TASK PROMPT:
Please write out the data that follows, word for word.

DATA FOR REVIEW:
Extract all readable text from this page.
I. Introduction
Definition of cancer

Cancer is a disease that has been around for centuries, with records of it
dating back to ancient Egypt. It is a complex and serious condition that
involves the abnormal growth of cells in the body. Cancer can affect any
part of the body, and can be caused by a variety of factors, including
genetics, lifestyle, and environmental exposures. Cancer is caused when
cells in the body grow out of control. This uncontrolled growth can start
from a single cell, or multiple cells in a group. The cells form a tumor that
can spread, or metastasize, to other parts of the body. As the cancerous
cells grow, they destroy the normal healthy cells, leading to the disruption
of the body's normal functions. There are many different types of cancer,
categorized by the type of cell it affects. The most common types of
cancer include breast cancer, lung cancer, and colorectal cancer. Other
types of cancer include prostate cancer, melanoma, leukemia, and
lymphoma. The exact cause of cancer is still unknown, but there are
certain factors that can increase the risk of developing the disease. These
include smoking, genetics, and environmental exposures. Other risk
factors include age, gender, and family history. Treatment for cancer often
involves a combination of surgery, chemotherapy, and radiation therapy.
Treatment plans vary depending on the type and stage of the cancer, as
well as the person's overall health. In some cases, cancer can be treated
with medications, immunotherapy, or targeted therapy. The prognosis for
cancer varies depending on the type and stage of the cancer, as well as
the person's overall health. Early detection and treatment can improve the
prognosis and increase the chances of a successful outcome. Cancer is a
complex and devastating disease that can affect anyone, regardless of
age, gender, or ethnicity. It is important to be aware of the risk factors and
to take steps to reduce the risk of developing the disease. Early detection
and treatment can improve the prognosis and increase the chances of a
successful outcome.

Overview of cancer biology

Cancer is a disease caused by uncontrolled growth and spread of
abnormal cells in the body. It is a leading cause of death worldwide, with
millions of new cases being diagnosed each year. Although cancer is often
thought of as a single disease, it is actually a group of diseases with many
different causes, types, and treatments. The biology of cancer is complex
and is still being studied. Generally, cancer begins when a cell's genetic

RESPONSE TO THE EXERCISE:
Extract all readable text from this page.
I. Introduction
Definition of cancer

Cancer is a disease that has been around for centuries, with records of it
dating back to ancient Egypt. It is a complex and serious condition that
involves the abnormal growth of cells in the body. Cancer can affect any
part of the body, and can be caused by a variety of factors, including
genetics, lifestyle, and environmental exposures. Cancer is caused when
cells in the body grow out of control. This uncontrolled growth can start
from a single cell, or multiple cells in a group. The cells form a tumor that
can spread, or metastasize, to other parts of the body. As the cancerous
cells grow, they destroy the normal healthy cells, leading to the disruption
of the body's normal functions. There are many different types of cancer,
categorized by the type of cell it affects. The most common types of
cancer include breast cancer, lung cancer, and colorectal cancer. Other
types of cancer include prostate cancer, melanoma, leukemia, and
lymphoma. The exact cause of cancer is still unknown, but there are
certain factors that can increase the risk of developing the disease. These
include smoking, genetics, and environmental exposures. Other risk
factors include age, gender, and family history. Treatment for cancer often
involves a combination of surgery, chemotherapy, and radiation therapy.
Treatment plans vary depending on the type and stage of the cancer, as
well as the person's overall health. In some cases, cancer can be treated
with medications, immunotherapy, or targeted therapy. The prognosis for
cancer varies depending on the type and stage of the cancer, as well as
the person's overall health. Early detection and treatment can improve the
prognosis and increase the chances of a successful outcome. Cancer is a
complex and devastating disease that can affect anyone, regardless of
age, gender, or ethnicity. It is important to be aware of the risk factors and
to take steps to reduce the risk of developing the disease. Early detection
and treatment can improve the prognosis and increase the chances of a
successful outcome.

Overview of cancer biology

Cancer is a disease caused by uncontrolled growth and spread of
abnormal cells in the body. It is a leading cause of death worldwide, with
millions of new cases being diagnosed each year. Although cancer is often
thought of as a single disease, it is actually a group of diseases with many
different causes, types, and treatments. The biology of cancer is complex
and is still being studied. Generally, cancer begins when a cell's genetic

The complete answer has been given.